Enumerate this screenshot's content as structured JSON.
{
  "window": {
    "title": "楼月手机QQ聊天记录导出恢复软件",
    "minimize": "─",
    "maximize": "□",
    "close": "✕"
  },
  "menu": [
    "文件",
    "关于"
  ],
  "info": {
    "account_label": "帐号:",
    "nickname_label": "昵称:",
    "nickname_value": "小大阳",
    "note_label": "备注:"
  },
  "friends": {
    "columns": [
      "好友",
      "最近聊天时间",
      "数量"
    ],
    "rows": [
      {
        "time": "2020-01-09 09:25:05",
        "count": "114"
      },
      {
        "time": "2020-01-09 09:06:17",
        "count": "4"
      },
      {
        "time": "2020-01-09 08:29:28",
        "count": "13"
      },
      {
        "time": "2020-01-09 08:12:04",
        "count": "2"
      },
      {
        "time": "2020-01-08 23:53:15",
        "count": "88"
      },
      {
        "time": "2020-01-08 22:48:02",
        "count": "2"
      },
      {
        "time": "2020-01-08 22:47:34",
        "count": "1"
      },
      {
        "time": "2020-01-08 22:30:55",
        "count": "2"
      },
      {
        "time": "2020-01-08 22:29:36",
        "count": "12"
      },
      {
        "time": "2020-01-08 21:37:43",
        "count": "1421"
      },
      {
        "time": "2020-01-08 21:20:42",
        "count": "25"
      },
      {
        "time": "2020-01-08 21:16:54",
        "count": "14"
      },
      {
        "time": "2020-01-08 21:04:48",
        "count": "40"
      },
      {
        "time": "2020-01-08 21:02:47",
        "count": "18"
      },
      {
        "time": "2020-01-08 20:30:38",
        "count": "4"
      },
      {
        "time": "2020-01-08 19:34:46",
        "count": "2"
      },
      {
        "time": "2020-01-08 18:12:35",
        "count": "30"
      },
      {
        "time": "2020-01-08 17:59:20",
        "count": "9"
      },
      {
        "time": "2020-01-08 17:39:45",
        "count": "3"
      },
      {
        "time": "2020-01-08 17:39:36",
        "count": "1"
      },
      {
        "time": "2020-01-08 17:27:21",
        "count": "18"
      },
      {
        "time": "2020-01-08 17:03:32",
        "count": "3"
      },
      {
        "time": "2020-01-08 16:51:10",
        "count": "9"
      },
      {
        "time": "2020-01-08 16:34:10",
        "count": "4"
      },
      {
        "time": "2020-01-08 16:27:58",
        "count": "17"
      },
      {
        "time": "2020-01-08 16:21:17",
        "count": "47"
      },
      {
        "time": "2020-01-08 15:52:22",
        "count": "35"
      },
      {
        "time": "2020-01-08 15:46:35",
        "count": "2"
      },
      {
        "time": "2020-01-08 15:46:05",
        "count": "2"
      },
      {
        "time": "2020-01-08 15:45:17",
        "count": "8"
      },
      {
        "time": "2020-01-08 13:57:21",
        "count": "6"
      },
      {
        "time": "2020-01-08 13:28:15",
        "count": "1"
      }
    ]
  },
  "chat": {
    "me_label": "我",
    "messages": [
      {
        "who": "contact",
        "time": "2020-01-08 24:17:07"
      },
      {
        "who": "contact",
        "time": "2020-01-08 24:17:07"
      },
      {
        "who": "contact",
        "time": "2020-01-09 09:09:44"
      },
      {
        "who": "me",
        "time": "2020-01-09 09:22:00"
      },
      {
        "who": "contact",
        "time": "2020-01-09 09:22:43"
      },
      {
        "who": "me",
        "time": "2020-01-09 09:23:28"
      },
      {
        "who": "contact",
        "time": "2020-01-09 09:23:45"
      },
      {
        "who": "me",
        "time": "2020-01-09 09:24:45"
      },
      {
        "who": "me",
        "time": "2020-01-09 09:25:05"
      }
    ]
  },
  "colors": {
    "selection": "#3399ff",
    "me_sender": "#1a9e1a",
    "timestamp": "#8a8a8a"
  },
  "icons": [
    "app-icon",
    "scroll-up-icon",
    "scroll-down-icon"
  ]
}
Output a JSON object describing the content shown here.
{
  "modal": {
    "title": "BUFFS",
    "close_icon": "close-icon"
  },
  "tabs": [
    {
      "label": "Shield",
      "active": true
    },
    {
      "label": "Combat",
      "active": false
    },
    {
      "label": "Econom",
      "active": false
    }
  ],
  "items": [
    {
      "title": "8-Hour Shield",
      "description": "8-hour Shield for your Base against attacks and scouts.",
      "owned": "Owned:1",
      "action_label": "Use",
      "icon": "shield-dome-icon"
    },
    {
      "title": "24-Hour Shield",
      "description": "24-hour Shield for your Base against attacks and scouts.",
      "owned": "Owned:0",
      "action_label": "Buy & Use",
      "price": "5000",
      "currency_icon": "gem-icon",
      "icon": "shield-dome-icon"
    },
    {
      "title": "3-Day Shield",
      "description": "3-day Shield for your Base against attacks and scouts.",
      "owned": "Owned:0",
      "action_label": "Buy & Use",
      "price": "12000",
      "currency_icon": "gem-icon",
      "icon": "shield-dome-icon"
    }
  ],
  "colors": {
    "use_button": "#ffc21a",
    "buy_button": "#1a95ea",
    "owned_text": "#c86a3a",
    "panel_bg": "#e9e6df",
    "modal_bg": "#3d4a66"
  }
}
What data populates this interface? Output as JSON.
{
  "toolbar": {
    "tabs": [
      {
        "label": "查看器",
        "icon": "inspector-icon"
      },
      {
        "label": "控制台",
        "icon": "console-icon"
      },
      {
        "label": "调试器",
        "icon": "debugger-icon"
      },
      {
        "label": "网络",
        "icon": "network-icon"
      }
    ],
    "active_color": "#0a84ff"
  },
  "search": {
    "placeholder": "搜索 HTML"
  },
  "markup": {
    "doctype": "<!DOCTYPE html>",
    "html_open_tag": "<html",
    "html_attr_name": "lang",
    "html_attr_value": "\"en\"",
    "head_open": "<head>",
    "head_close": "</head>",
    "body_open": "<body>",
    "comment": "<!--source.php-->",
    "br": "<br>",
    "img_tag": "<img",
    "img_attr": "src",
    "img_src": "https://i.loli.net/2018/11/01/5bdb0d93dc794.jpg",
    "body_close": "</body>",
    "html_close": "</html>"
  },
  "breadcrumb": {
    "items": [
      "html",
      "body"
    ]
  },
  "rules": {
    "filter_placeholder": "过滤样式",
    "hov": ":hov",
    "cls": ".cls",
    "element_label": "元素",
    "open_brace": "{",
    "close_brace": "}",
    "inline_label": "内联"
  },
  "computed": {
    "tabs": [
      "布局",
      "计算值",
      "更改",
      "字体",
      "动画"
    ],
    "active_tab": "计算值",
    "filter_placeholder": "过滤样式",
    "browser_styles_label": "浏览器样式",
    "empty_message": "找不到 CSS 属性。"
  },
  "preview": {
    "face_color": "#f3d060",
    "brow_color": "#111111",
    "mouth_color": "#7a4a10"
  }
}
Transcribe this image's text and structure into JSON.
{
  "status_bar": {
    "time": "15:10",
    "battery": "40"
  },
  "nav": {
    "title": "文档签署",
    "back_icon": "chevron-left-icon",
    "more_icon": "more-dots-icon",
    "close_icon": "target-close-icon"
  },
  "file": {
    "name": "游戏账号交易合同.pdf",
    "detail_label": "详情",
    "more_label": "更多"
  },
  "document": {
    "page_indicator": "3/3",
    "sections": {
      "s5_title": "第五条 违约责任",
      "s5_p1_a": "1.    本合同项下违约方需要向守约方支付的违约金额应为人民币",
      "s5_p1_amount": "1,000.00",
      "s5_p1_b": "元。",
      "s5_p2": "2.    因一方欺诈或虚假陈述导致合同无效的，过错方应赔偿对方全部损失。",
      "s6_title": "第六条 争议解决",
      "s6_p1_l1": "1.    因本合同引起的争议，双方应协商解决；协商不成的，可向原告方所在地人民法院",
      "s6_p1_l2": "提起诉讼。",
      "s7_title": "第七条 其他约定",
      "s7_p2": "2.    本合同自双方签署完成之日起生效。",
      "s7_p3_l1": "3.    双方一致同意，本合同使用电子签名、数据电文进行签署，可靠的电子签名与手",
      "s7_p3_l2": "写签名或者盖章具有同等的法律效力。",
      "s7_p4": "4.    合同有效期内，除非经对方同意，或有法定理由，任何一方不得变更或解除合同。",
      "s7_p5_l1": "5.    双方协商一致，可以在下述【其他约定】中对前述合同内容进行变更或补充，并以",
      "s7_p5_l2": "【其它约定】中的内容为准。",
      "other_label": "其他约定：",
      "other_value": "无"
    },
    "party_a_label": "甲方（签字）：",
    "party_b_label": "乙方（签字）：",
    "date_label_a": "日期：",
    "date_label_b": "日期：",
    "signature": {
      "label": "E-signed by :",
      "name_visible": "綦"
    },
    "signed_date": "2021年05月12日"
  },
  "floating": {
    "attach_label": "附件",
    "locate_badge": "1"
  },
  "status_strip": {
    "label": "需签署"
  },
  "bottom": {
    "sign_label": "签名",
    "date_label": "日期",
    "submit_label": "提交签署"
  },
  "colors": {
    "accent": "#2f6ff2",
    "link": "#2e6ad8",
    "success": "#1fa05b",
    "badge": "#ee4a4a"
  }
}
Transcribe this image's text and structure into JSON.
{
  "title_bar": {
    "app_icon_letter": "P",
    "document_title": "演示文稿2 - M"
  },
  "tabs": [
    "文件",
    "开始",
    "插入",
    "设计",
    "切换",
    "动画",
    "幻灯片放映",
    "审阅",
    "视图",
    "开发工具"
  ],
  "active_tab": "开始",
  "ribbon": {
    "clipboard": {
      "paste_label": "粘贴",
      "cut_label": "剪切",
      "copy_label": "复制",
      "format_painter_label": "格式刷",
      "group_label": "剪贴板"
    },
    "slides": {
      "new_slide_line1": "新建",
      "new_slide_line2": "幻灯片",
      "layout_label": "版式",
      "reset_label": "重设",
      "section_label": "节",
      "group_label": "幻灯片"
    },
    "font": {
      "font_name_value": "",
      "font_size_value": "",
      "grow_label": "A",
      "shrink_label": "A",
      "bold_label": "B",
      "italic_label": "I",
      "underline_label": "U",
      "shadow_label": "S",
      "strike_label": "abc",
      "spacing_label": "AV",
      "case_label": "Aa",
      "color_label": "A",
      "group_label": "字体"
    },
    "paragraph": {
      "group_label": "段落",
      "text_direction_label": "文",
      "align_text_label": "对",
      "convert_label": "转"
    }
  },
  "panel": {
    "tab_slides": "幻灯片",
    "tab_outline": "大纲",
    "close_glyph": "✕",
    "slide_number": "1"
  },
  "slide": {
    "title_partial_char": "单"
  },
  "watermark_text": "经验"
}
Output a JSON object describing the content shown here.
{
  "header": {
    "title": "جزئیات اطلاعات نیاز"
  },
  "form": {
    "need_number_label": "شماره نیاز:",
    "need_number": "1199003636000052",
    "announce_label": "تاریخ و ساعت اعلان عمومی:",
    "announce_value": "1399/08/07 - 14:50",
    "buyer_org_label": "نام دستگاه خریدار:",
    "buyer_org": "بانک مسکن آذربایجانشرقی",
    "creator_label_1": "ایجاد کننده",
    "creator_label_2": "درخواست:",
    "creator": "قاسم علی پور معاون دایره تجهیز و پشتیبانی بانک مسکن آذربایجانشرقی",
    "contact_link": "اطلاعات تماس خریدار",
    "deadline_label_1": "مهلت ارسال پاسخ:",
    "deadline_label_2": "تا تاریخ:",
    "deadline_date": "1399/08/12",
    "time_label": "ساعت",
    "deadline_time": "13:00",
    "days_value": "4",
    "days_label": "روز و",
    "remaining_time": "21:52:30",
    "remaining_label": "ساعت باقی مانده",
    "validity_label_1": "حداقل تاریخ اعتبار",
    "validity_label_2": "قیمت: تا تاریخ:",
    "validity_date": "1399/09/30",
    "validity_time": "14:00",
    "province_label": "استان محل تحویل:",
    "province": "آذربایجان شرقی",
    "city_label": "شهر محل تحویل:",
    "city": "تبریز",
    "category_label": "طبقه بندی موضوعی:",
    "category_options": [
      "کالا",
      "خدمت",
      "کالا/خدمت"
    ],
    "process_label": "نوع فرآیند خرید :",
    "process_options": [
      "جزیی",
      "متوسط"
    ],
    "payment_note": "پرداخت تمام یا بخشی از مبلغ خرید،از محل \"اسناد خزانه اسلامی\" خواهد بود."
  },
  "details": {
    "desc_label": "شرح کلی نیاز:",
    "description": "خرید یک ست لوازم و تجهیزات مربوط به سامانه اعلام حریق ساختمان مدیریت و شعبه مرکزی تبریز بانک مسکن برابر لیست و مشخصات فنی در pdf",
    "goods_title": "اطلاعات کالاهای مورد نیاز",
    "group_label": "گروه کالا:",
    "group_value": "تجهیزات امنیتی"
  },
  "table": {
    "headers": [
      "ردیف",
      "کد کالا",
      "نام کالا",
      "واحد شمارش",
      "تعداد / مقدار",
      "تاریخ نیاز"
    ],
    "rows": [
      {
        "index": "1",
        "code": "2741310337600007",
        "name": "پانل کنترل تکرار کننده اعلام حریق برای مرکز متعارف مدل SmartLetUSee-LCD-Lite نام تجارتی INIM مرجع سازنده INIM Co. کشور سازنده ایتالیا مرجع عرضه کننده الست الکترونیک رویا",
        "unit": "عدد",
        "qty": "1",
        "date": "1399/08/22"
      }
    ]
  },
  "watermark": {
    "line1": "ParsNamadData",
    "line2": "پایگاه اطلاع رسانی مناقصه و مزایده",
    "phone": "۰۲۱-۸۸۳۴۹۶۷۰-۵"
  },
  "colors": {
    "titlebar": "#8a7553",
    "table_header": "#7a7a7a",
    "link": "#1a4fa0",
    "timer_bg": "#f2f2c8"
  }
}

^^^^^^^^^^^^^^^^

**YOUR INSTRUCTIONS**
Where a line contains the string "其他约定", extract that line.

**THE RESULT**
      "s7_title": "第七条 其他约定",
      "s7_p5_l1": "5.    双方协商一致，可以在下述【其他约定】中对前述合同内容进行变更或补充，并以",
      "other_label": "其他约定：",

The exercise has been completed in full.